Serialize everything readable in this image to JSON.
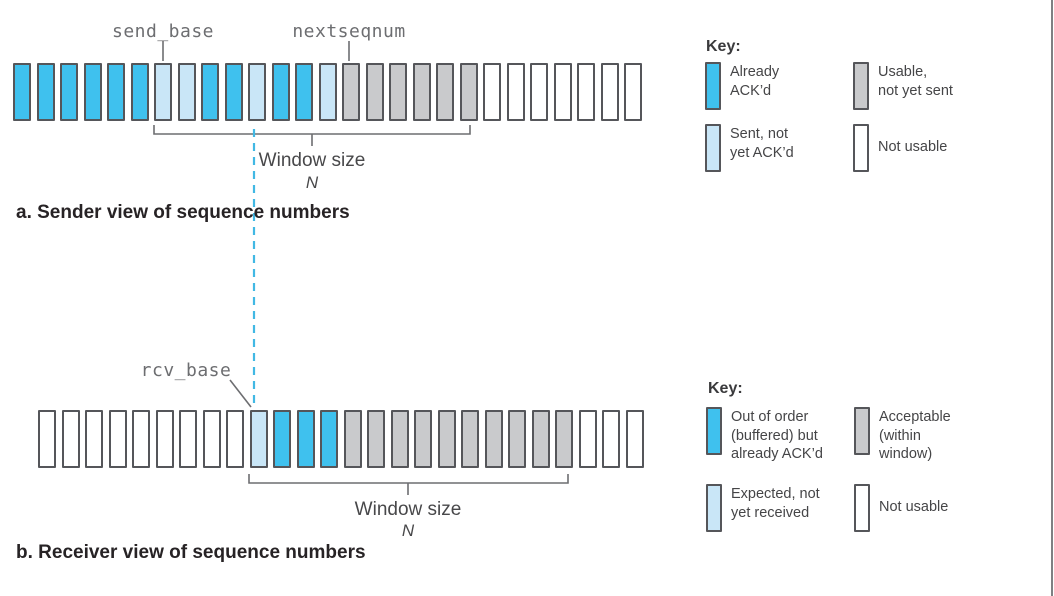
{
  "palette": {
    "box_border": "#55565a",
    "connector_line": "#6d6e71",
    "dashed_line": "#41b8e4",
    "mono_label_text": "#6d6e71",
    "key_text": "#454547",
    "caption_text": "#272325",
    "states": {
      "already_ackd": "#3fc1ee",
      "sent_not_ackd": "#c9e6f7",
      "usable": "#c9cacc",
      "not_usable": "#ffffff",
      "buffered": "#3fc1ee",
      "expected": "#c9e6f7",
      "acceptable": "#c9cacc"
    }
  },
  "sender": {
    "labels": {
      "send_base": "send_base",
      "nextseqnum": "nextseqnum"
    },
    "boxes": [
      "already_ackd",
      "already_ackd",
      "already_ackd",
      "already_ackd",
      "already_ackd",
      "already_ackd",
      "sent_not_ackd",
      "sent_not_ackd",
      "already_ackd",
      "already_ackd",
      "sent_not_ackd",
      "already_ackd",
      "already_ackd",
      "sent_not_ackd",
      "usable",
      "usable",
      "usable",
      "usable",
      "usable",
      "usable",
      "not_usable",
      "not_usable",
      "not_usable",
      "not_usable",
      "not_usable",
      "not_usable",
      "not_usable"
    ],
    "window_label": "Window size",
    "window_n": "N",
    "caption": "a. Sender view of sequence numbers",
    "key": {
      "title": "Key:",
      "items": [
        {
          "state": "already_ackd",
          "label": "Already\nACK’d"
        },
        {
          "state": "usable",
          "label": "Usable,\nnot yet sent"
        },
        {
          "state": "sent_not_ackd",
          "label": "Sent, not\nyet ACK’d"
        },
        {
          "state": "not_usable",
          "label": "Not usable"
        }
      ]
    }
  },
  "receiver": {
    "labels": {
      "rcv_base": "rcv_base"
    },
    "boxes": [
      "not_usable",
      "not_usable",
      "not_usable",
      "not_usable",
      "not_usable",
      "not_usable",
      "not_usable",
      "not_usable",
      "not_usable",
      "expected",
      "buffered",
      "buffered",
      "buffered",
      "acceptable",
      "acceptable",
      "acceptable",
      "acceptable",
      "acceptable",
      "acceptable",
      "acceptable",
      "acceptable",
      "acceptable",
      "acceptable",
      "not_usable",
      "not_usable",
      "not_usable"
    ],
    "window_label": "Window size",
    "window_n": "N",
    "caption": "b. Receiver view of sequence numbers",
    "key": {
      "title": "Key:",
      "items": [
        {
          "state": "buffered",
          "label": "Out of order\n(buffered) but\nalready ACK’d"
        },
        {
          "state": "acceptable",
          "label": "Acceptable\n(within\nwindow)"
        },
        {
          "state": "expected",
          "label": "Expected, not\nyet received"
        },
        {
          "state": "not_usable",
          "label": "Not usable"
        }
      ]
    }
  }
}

---

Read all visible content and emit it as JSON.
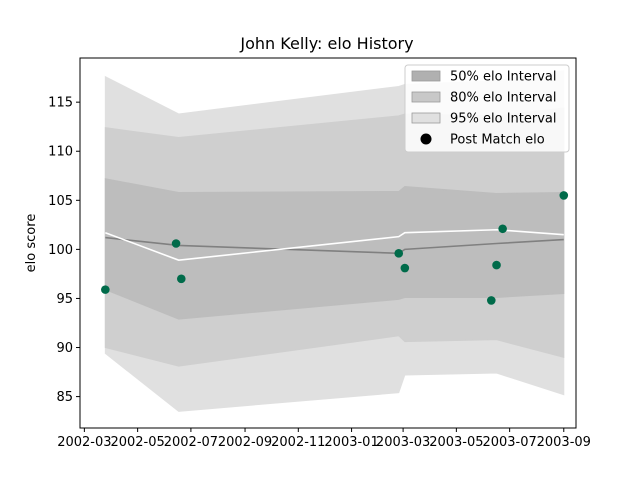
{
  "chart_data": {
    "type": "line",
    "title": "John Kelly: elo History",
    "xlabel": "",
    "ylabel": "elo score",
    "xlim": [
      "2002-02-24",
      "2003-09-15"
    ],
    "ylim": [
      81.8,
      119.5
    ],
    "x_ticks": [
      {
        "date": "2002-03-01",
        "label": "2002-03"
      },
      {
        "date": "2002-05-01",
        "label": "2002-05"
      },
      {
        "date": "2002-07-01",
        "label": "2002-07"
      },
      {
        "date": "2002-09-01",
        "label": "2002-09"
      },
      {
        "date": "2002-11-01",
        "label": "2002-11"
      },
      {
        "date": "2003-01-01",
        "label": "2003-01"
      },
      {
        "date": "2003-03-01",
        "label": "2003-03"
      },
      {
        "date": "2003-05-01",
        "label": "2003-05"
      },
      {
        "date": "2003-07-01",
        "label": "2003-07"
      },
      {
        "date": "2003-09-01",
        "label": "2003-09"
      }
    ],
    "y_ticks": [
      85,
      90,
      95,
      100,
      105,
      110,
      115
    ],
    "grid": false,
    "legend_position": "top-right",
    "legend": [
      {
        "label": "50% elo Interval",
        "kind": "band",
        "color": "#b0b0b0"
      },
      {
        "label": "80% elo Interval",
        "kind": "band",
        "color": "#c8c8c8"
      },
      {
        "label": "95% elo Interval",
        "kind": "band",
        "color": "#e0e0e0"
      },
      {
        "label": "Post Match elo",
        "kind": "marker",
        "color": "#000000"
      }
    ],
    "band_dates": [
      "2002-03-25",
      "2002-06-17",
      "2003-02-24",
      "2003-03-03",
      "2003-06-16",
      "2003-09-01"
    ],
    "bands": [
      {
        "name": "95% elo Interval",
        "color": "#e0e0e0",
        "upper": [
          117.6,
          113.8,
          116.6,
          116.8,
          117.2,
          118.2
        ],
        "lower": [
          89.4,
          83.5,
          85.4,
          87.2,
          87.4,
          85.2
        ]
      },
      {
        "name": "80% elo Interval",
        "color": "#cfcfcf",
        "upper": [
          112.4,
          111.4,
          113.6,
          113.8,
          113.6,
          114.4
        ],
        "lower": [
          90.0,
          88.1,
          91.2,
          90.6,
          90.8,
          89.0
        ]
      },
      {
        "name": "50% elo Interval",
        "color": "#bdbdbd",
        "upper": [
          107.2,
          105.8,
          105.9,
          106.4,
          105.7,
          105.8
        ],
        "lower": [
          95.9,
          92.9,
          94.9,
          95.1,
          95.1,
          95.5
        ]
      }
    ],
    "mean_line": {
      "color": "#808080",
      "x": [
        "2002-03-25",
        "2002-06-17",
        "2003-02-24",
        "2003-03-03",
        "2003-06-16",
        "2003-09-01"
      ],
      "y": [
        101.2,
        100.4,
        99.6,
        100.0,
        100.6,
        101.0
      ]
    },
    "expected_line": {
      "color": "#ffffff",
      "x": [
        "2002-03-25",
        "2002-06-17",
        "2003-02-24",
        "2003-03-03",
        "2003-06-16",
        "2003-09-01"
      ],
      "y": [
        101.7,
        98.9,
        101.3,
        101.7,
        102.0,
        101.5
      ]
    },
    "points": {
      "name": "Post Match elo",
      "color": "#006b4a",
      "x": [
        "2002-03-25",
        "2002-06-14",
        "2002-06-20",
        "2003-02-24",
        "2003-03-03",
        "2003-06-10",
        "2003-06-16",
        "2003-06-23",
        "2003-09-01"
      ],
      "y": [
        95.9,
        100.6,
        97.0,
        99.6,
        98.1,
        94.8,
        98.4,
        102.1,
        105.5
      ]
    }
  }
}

> **OBJECTIVE**
Copy each line holding the word "Match" from the listing above.

> **EXERCISE RESPONSE**
        "label": "Post Match elo",
      "name": "Post Match elo",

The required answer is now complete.